• [GIVEN INSTRUCTION] Each record below should be repeated precisely as written.

• [STORED RECORDS]
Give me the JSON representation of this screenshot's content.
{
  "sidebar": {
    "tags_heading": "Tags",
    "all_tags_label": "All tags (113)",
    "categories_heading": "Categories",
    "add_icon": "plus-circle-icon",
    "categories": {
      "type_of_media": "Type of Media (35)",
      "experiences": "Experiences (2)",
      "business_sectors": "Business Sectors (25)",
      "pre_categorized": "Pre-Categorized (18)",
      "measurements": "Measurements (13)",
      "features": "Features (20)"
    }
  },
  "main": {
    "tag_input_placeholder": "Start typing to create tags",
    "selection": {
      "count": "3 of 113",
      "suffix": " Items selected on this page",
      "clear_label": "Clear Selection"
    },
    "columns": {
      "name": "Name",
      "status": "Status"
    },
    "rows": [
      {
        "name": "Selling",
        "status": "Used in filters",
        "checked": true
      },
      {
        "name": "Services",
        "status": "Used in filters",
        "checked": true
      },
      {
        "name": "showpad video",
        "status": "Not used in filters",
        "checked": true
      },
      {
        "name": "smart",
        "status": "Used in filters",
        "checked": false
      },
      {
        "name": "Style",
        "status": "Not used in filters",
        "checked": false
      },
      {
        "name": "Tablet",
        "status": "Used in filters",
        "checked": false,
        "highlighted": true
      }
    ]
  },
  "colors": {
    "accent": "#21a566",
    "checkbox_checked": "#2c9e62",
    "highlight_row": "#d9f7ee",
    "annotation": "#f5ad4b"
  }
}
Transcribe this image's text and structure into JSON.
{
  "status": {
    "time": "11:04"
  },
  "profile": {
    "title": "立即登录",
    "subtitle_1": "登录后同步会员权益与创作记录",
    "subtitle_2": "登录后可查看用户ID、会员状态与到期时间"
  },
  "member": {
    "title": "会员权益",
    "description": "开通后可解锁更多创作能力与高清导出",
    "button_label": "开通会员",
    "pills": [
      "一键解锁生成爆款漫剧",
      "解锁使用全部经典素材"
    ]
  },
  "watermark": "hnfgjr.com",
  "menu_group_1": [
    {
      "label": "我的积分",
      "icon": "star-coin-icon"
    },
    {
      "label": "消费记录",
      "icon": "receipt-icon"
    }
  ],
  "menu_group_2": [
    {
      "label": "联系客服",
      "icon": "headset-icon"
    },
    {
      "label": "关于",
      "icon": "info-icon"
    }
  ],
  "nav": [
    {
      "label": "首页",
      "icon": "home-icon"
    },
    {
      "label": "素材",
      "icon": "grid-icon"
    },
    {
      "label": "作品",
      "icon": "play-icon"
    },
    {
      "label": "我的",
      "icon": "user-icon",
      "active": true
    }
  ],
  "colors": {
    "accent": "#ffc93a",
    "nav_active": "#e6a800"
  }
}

• [RESPONSE TO THE EXERCISE]
Give me the JSON representation of this screenshot's content.
{
  "sidebar": {
    "tags_heading": "Tags",
    "all_tags_label": "All tags (113)",
    "categories_heading": "Categories",
    "add_icon": "plus-circle-icon",
    "categories": {
      "type_of_media": "Type of Media (35)",
      "experiences": "Experiences (2)",
      "business_sectors": "Business Sectors (25)",
      "pre_categorized": "Pre-Categorized (18)",
      "measurements": "Measurements (13)",
      "features": "Features (20)"
    }
  },
  "main": {
    "tag_input_placeholder": "Start typing to create tags",
    "selection": {
      "count": "3 of 113",
      "suffix": " Items selected on this page",
      "clear_label": "Clear Selection"
    },
    "columns": {
      "name": "Name",
      "status": "Status"
    },
    "rows": [
      {
        "name": "Selling",
        "status": "Used in filters",
        "checked": true
      },
      {
        "name": "Services",
        "status": "Used in filters",
        "checked": true
      },
      {
        "name": "showpad video",
        "status": "Not used in filters",
        "checked": true
      },
      {
        "name": "smart",
        "status": "Used in filters",
        "checked": false
      },
      {
        "name": "Style",
        "status": "Not used in filters",
        "checked": false
      },
      {
        "name": "Tablet",
        "status": "Used in filters",
        "checked": false,
        "highlighted": true
      }
    ]
  },
  "colors": {
    "accent": "#21a566",
    "checkbox_checked": "#2c9e62",
    "highlight_row": "#d9f7ee",
    "annotation": "#f5ad4b"
  }
}
Transcribe this image's text and structure into JSON.
{
  "status": {
    "time": "11:04"
  },
  "profile": {
    "title": "立即登录",
    "subtitle_1": "登录后同步会员权益与创作记录",
    "subtitle_2": "登录后可查看用户ID、会员状态与到期时间"
  },
  "member": {
    "title": "会员权益",
    "description": "开通后可解锁更多创作能力与高清导出",
    "button_label": "开通会员",
    "pills": [
      "一键解锁生成爆款漫剧",
      "解锁使用全部经典素材"
    ]
  },
  "watermark": "hnfgjr.com",
  "menu_group_1": [
    {
      "label": "我的积分",
      "icon": "star-coin-icon"
    },
    {
      "label": "消费记录",
      "icon": "receipt-icon"
    }
  ],
  "menu_group_2": [
    {
      "label": "联系客服",
      "icon": "headset-icon"
    },
    {
      "label": "关于",
      "icon": "info-icon"
    }
  ],
  "nav": [
    {
      "label": "首页",
      "icon": "home-icon"
    },
    {
      "label": "素材",
      "icon": "grid-icon"
    },
    {
      "label": "作品",
      "icon": "play-icon"
    },
    {
      "label": "我的",
      "icon": "user-icon",
      "active": true
    }
  ],
  "colors": {
    "accent": "#ffc93a",
    "nav_active": "#e6a800"
  }
}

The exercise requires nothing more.